-- Start of Records to process --
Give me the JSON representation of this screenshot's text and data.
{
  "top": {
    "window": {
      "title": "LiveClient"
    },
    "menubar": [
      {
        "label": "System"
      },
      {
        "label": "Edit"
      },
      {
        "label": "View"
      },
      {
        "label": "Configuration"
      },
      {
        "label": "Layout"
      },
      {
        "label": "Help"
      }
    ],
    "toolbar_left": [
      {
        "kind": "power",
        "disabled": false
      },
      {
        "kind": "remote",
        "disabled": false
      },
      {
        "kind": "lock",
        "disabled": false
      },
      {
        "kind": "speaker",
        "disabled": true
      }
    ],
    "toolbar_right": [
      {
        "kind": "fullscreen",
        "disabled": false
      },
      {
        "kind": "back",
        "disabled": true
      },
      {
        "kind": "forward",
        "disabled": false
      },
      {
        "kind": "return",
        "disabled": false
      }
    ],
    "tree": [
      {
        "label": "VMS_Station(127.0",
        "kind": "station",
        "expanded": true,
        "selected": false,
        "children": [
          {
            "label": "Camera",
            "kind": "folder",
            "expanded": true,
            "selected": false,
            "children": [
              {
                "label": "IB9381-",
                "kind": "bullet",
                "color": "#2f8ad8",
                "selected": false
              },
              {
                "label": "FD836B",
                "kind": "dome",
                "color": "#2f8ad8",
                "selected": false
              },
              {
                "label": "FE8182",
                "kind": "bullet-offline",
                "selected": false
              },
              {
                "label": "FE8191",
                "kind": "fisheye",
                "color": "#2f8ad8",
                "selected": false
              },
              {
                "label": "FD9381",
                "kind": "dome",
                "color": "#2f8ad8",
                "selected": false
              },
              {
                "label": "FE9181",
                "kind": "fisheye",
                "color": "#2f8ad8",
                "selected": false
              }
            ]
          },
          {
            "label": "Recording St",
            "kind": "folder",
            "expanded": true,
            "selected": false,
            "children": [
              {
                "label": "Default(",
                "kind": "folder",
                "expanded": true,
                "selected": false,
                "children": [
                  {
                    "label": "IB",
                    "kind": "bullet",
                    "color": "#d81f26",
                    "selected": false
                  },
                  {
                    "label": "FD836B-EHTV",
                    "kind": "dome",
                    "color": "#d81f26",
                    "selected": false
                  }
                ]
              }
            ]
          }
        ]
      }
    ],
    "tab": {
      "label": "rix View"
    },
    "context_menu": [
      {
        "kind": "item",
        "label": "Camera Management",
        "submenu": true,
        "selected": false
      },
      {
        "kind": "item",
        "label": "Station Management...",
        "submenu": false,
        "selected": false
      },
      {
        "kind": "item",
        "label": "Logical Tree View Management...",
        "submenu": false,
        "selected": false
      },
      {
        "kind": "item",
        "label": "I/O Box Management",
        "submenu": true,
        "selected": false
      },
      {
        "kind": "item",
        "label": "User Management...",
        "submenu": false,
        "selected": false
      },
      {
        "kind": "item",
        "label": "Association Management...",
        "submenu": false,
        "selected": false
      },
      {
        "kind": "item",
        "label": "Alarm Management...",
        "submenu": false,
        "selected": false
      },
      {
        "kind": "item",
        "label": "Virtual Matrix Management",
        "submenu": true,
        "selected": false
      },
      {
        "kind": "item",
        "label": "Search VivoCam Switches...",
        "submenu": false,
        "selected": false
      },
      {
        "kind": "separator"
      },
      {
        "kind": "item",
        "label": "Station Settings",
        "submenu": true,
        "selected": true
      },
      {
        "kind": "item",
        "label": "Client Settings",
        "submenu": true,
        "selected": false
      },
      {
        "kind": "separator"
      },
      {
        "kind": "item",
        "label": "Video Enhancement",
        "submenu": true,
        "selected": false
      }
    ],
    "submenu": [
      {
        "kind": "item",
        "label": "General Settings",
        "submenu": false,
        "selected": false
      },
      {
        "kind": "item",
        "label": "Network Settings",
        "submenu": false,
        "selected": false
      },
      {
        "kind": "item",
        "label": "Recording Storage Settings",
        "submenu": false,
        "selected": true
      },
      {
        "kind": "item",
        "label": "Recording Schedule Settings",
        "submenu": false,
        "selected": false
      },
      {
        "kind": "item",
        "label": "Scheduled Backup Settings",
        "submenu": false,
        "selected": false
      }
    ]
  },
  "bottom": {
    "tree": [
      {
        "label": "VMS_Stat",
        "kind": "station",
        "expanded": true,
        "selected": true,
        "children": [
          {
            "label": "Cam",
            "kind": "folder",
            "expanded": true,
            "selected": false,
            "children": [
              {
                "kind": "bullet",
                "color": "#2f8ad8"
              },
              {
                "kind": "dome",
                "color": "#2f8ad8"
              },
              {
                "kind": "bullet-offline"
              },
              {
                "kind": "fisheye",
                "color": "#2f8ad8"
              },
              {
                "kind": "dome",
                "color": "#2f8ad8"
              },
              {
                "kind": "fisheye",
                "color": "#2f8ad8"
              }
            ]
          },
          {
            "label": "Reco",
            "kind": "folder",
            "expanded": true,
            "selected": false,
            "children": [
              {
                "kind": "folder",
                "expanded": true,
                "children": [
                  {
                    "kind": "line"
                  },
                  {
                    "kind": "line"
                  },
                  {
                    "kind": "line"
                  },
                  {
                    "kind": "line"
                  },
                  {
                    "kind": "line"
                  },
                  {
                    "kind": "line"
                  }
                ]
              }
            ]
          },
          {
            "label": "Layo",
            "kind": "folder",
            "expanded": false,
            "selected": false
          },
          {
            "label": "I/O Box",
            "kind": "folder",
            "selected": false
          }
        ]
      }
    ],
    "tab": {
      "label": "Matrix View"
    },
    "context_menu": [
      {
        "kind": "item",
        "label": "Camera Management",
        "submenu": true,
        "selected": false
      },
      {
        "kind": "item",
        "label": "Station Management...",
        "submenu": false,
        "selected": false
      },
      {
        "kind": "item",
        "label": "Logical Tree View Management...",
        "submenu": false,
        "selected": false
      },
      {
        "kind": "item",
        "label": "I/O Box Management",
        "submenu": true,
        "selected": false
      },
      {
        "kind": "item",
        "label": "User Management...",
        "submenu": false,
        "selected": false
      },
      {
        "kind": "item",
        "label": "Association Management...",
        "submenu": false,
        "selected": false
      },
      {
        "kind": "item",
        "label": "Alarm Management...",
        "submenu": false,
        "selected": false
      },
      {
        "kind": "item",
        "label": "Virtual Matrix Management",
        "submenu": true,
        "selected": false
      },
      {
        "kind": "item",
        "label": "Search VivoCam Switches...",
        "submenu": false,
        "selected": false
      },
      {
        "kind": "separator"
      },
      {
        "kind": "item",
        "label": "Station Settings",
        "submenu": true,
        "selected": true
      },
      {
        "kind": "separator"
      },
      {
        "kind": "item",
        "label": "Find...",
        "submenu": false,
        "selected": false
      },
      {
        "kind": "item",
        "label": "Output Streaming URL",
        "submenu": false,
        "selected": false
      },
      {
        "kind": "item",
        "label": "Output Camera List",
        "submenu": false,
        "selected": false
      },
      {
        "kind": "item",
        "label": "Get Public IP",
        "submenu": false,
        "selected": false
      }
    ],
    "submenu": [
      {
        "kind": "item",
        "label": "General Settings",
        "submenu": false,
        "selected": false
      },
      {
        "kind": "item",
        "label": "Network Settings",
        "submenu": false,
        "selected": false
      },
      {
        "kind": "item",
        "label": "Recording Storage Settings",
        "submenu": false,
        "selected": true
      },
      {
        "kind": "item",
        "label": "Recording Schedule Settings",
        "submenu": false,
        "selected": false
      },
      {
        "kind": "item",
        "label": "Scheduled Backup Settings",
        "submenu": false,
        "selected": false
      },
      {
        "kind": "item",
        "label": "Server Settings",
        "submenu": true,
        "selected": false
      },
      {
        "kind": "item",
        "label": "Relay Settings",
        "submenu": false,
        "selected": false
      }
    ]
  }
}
-- End of Records to process --
Count the lines above that contain the word "Output", and give only that number.

2